→ **Dataset content**:
————
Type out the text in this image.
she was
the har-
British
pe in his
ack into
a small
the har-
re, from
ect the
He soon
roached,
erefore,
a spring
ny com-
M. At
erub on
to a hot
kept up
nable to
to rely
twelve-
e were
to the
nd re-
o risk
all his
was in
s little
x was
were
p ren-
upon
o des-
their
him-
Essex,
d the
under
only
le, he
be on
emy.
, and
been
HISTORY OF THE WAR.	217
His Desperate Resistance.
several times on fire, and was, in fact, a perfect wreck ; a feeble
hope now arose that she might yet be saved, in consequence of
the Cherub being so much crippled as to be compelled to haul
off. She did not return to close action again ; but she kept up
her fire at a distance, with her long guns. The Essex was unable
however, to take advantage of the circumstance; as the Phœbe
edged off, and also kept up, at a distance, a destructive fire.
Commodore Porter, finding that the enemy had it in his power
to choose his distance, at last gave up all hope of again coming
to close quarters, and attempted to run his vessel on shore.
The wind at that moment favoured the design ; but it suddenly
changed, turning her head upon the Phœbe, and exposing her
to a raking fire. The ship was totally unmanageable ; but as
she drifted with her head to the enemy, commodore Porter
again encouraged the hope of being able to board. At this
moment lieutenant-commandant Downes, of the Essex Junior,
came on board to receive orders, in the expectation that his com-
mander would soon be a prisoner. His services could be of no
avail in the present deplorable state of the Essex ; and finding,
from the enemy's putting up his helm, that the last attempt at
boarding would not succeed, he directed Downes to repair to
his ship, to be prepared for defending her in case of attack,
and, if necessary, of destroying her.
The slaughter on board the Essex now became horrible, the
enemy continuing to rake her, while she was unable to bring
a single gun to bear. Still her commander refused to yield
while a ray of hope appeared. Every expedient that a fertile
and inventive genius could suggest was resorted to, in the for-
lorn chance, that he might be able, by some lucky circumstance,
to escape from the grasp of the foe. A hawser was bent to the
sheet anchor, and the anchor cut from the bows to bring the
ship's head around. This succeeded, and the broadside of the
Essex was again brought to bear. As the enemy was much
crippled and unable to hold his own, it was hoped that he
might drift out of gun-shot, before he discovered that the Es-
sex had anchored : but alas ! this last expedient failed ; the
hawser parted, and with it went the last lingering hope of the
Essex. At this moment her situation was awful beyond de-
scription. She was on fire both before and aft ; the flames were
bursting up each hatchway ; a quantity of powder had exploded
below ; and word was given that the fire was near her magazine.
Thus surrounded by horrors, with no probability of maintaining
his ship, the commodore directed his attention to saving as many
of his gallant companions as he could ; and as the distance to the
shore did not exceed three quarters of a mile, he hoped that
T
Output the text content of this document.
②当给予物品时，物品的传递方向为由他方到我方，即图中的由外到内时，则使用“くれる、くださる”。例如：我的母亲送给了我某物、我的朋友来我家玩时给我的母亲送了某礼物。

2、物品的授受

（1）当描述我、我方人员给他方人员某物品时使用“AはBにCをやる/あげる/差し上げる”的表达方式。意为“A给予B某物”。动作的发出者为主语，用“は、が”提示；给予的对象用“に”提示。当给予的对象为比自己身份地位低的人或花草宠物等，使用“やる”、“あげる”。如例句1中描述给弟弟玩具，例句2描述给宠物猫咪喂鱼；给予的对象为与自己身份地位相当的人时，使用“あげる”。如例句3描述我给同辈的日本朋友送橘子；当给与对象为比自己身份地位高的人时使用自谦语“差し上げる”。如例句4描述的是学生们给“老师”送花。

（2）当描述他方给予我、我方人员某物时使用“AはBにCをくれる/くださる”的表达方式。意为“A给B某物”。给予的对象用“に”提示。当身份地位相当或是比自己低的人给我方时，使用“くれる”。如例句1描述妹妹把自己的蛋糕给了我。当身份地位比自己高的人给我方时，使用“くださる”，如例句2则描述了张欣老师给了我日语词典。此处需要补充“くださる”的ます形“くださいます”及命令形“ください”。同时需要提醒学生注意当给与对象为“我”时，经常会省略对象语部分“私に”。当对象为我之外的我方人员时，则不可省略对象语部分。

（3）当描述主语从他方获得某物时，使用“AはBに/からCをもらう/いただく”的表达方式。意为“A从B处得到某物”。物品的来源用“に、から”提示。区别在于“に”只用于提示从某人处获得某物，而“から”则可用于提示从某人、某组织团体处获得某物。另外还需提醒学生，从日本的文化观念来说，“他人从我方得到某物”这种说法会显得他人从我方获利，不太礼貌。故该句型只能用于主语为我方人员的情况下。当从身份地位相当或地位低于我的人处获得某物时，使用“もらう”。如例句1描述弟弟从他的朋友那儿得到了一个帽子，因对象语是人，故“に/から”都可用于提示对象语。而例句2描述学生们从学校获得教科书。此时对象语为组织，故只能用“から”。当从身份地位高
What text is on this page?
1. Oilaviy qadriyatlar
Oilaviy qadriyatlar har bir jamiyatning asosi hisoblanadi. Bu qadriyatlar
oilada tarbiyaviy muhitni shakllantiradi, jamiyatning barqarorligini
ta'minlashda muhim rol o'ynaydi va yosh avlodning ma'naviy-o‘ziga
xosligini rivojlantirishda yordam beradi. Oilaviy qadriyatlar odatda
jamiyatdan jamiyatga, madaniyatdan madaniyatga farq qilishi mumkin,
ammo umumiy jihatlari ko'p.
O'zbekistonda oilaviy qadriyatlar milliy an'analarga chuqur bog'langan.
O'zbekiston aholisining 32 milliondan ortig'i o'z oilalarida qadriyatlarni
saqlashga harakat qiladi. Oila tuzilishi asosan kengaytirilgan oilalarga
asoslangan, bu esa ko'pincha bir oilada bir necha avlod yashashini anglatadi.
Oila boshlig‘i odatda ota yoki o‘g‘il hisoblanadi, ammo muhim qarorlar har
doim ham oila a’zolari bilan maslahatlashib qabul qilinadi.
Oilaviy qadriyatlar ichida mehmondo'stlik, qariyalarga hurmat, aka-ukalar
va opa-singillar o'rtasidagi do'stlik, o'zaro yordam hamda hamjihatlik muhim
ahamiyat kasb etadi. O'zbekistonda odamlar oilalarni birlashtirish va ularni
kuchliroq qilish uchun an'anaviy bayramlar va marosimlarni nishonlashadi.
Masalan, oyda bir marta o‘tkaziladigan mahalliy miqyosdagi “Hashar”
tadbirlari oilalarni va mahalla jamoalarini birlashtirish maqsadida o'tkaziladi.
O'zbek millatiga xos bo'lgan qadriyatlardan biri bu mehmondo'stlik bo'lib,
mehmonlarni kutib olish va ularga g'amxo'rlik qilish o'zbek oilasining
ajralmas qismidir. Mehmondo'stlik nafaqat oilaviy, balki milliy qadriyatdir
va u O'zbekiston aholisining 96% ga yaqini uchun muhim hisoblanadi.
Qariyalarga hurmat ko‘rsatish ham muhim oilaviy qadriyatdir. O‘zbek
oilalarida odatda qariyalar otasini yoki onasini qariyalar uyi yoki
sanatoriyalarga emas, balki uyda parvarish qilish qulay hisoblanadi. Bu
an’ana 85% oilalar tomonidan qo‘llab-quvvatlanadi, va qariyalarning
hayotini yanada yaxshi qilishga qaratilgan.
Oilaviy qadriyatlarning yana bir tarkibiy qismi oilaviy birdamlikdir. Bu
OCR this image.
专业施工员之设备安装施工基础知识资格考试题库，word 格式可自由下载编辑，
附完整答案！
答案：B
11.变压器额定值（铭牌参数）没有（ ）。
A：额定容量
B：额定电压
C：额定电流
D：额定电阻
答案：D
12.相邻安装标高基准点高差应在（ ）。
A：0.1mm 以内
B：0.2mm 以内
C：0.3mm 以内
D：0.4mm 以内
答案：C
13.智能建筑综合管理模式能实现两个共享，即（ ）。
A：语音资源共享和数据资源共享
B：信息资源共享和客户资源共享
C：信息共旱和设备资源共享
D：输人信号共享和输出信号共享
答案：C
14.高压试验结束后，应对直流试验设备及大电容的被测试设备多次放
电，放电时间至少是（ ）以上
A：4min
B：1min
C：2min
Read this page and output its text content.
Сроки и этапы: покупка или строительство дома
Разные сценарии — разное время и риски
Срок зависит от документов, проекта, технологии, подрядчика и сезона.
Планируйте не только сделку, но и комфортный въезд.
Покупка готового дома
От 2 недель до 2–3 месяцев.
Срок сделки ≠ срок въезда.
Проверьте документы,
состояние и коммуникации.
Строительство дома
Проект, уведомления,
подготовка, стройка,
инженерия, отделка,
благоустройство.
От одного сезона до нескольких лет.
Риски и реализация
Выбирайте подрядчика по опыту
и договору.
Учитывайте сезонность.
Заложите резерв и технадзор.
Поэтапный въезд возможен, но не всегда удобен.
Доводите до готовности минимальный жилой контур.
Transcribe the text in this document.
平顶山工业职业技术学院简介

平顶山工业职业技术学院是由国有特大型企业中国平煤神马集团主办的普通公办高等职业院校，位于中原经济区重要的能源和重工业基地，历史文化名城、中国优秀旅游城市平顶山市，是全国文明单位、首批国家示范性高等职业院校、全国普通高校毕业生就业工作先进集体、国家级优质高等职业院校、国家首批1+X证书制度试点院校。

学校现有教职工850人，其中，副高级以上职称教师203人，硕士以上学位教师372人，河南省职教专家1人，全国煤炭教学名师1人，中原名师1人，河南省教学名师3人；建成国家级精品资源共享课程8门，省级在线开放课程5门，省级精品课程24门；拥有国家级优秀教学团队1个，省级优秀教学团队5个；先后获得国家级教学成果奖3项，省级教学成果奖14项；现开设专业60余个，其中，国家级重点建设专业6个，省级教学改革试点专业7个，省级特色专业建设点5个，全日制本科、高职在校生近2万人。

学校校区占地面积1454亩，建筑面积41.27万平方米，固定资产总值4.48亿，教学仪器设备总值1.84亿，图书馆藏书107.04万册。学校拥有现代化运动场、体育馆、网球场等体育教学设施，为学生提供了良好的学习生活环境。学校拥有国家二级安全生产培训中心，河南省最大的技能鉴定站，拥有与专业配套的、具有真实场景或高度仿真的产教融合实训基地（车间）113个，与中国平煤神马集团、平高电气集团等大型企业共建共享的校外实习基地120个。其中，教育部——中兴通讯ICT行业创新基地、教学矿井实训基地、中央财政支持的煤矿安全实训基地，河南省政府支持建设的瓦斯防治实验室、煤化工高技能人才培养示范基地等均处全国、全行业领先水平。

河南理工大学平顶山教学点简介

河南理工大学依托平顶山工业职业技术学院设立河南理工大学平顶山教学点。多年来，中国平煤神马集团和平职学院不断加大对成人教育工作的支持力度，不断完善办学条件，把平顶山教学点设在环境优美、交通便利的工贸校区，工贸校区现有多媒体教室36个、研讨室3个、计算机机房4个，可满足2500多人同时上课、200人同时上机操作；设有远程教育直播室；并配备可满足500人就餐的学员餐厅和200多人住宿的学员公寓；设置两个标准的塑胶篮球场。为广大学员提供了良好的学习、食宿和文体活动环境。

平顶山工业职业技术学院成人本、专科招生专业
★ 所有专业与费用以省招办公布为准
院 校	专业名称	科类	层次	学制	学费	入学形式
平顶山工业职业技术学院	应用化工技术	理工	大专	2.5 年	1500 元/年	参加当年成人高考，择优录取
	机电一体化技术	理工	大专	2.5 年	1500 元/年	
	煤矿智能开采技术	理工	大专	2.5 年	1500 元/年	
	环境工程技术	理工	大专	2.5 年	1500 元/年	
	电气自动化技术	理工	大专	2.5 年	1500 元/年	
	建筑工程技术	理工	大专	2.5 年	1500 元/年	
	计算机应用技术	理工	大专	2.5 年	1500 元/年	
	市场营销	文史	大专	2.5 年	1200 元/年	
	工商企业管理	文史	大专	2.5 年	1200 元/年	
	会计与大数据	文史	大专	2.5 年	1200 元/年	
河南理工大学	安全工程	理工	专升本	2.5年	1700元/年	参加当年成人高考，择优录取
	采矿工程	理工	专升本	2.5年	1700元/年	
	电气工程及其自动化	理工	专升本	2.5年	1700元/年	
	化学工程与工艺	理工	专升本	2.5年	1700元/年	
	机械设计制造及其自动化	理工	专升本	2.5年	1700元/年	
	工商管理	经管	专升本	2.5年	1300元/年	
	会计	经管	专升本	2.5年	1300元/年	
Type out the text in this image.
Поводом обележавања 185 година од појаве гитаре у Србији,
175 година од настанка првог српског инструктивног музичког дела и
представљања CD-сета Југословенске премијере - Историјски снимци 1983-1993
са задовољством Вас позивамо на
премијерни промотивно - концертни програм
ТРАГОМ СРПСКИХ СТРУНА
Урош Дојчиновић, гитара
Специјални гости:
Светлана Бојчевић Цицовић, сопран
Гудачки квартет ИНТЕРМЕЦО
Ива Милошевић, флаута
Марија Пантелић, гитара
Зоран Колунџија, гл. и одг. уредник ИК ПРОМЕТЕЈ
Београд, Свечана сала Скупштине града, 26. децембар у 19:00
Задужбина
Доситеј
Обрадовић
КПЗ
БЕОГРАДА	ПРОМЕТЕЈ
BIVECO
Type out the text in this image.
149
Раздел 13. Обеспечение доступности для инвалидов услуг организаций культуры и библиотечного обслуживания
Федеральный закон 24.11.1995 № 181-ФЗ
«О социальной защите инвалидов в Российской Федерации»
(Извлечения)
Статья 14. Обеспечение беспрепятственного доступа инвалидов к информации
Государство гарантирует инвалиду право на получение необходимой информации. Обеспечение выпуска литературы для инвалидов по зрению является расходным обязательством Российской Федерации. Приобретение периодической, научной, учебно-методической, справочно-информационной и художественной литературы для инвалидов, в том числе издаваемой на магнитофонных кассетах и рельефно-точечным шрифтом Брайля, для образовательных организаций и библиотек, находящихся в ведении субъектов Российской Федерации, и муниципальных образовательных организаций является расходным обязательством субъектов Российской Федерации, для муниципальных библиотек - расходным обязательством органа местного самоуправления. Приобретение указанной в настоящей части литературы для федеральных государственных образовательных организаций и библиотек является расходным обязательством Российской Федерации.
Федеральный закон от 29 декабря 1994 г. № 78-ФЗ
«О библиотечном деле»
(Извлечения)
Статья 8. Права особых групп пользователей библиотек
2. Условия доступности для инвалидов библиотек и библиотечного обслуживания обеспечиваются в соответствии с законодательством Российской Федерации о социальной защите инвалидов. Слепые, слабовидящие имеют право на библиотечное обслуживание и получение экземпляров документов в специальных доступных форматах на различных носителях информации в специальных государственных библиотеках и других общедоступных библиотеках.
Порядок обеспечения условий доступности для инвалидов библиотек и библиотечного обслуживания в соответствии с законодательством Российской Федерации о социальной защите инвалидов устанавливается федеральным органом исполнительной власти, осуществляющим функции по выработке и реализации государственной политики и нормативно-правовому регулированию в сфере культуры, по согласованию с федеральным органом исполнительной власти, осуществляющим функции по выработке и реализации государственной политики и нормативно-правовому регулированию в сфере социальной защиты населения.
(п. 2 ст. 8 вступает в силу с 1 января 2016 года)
————
→ **Problem details**: Show the lines of the records that contain the word "close".

→ **Correct result**:
off. She did not return to close action again ; but she kept up
to close quarters, and attempted to run his vessel on shore.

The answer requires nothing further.